* **SOURCE DOCUMENT**:

-=-=-

Published, Performed, Presented
In July, Lynn Book (Theatre) toured “notes on desire,” a suite of original compositions for voice, text and electronics, in Chicago and Michigan. In November, Book’s “Gorgeous Fever: the radio drama” aired throughout the month in the Outer Ear Festival in Chicago. In December, Book performed “notes on desire” + new works for solo voice and electronics at the Bowery Poetry Club in New York City.
Chester Biscardi’s (Music) chamber and vocal music was featured on the opening season concert, “Song and Dance,” of the Modern Chamber Music Ensemble’s “Voices of Change” in Dallas, Texas, in October, an event which included a series of lectures at Southern Methodist University. His piano music was included on the world tour of Bennett Lerner’s Music by My Friends, with concerts from Bangkok to Miami throughout the fall, while pianist Louise Bessette performed Incitation to Desire (Tango) throughout Canada and on a new Sept Jardins (Canada) CD, Tango Diablo! In October soprano Susan Eichhorn gave the premiere performance in Canada of his Modern Love Songs, and In Time’s Unfolding, for piano (2000), was released on a new Ariel CD, Contemporary Eclectic Music for the Piano, recorded by Jeffrey Jacob.

-=-=-

(Collection entries)
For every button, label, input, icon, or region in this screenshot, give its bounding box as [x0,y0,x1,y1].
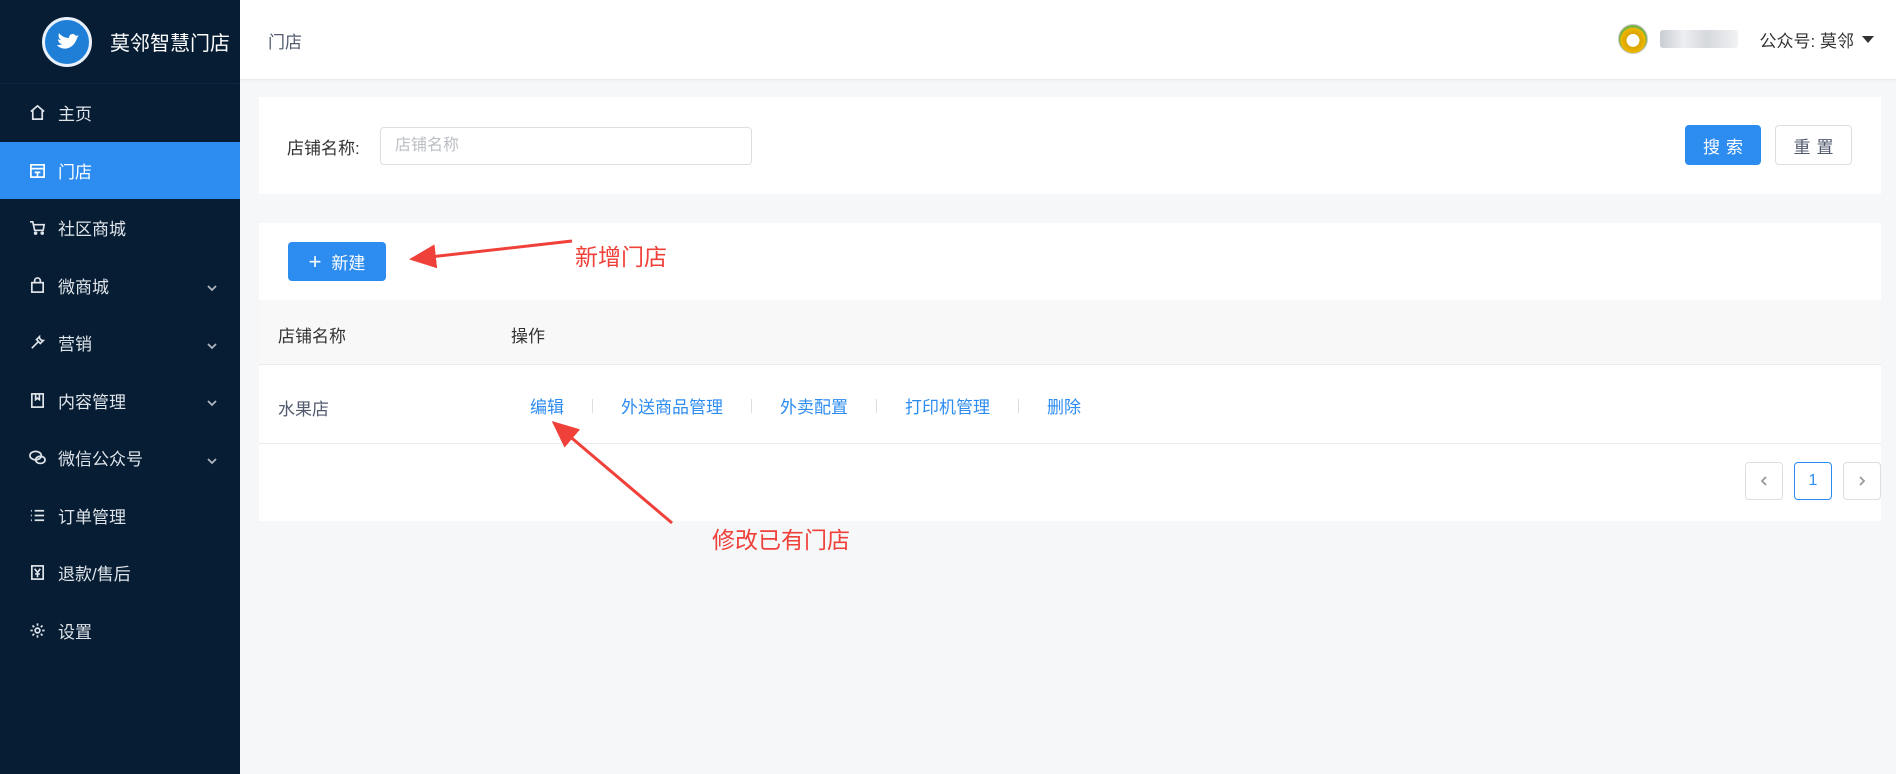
action-divider [876,398,877,413]
wrench-icon [28,334,46,352]
sidebar: 莫邻智慧门店 主页 门店 社区商城 微商城 营销 内容管理 微信公众号 订单管理… [0,0,240,774]
sidebar-item-refund[interactable]: 退款/售后 [0,544,240,602]
sidebar-item-label: 订单管理 [58,507,126,527]
list-icon [28,506,46,524]
home-icon [28,104,46,122]
pagination: 1 [1745,462,1881,500]
annotation-edit-store: 修改已有门店 [712,527,850,553]
brand: 莫邻智慧门店 [0,0,240,84]
new-store-button[interactable]: + 新建 [288,242,386,281]
sidebar-item-label: 主页 [58,105,92,125]
sidebar-item-settings[interactable]: 设置 [0,602,240,660]
wechat-icon [28,449,46,467]
page-number-button[interactable]: 1 [1794,462,1832,500]
sidebar-item-label: 内容管理 [58,392,126,412]
sidebar-item-label: 营销 [58,335,92,355]
sidebar-menu: 主页 门店 社区商城 微商城 营销 内容管理 微信公众号 订单管理 退款/售后 … [0,84,240,659]
account-switcher[interactable]: 公众号: 莫邻 [1617,24,1874,54]
refund-icon [28,564,46,582]
store-name-label: 店铺名称: [287,139,360,158]
printer-manage-link[interactable]: 打印机管理 [905,393,990,418]
store-table-panel: + 新建 店铺名称 操作 水果店 编辑 外送商品管理 外卖配置 打印机管理 删除… [259,223,1881,521]
chevron-down-icon [206,337,218,350]
delivery-goods-link[interactable]: 外送商品管理 [621,393,723,418]
chevron-down-icon [206,279,218,292]
caret-down-icon[interactable] [1862,35,1874,43]
column-header-actions: 操作 [511,327,545,346]
sidebar-item-micro-mall[interactable]: 微商城 [0,257,240,315]
reset-button[interactable]: 重置 [1775,125,1852,165]
sidebar-item-marketing[interactable]: 营销 [0,314,240,372]
takeout-config-link[interactable]: 外卖配置 [780,393,848,418]
bag-icon [28,276,46,294]
action-divider [1018,398,1019,413]
document-icon [28,391,46,409]
sidebar-item-home[interactable]: 主页 [0,84,240,142]
avatar[interactable] [1617,24,1648,54]
sidebar-item-orders[interactable]: 订单管理 [0,487,240,545]
sidebar-item-wechat[interactable]: 微信公众号 [0,429,240,487]
chevron-down-icon [206,394,218,407]
action-divider [751,398,752,413]
sidebar-item-label: 微商城 [58,277,109,297]
plus-icon: + [308,248,322,274]
brand-title: 莫邻智慧门店 [110,33,230,55]
chevron-right-icon [1859,476,1866,486]
sidebar-item-label: 退款/售后 [58,565,131,585]
chevron-left-icon [1760,476,1767,486]
delete-link[interactable]: 删除 [1047,393,1081,418]
sidebar-item-label: 设置 [58,622,92,642]
new-store-button-label: 新建 [331,254,366,273]
sidebar-item-store[interactable]: 门店 [0,141,240,199]
chevron-down-icon [206,452,218,465]
gear-icon [28,621,46,639]
breadcrumb: 门店 [268,33,302,52]
edit-link[interactable]: 编辑 [530,393,564,418]
store-name-search-input[interactable] [380,127,752,165]
search-button[interactable]: 搜索 [1685,125,1761,165]
prev-page-button[interactable] [1745,462,1783,500]
store-icon [28,161,46,179]
column-header-store-name: 店铺名称 [278,327,346,346]
sidebar-item-label: 微信公众号 [58,450,143,470]
annotation-new-store: 新增门店 [575,244,667,270]
sidebar-item-label: 门店 [58,162,92,182]
table-row: 水果店 编辑 外送商品管理 外卖配置 打印机管理 删除 [259,365,1881,444]
account-label[interactable]: 公众号: 莫邻 [1760,27,1854,52]
top-header: 门店 公众号: 莫邻 [240,0,1896,80]
search-panel: 店铺名称: 搜索 重置 [259,97,1881,194]
table-header: 店铺名称 操作 [259,300,1881,365]
row-actions: 编辑 外送商品管理 外卖配置 打印机管理 删除 [530,393,1081,418]
store-name-cell: 水果店 [278,400,329,419]
sidebar-item-community-mall[interactable]: 社区商城 [0,199,240,257]
bird-logo-icon [42,16,92,67]
sidebar-item-label: 社区商城 [58,220,126,240]
redacted-username [1659,30,1738,48]
sidebar-item-content[interactable]: 内容管理 [0,372,240,430]
next-page-button[interactable] [1843,462,1881,500]
action-divider [592,398,593,413]
cart-icon [28,219,46,237]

-=-=-

* **WHAT YOU WILL DO**:
1. Reproduce the "Published, Performed, Presented" text word for word, everything from "Chester Biscardi’s (Music)" down to "by Jeffrey Jacob.".
2. In the "Published, Performed, Presented" text, which compositions by Chester Biscardi are named by title?
3. According to the "Published, Performed, Presented" text, where did Lynn Book perform in December?

* **RESPONSES**:
1.
Chester Biscardi’s (Music) chamber and vocal music was featured on the opening season concert, “Song and Dance,” of the Modern Chamber Music Ensemble’s “Voices of Change” in Dallas, Texas, in October, an event which included a series of lectures at Southern Methodist University. His piano music was included on the world tour of Bennett Lerner’s Music by My Friends, with concerts from Bangkok to Miami throughout the fall, while pianist Louise Bessette performed Incitation to Desire (Tango) throughout Canada and on a new Sept Jardins (Canada) CD, Tango Diablo! In October soprano Susan Eichhorn gave the premiere performance in Canada of his Modern Love Songs, and In Time’s Unfolding, for piano (2000), was released on a new Ariel CD, Contemporary Eclectic Music for the Piano, recorded by Jeffrey Jacob.

2. Incitation to Desire (Tango); Modern Love Songs; In Time's Unfolding

3. At the Bowery Poetry Club in New York City.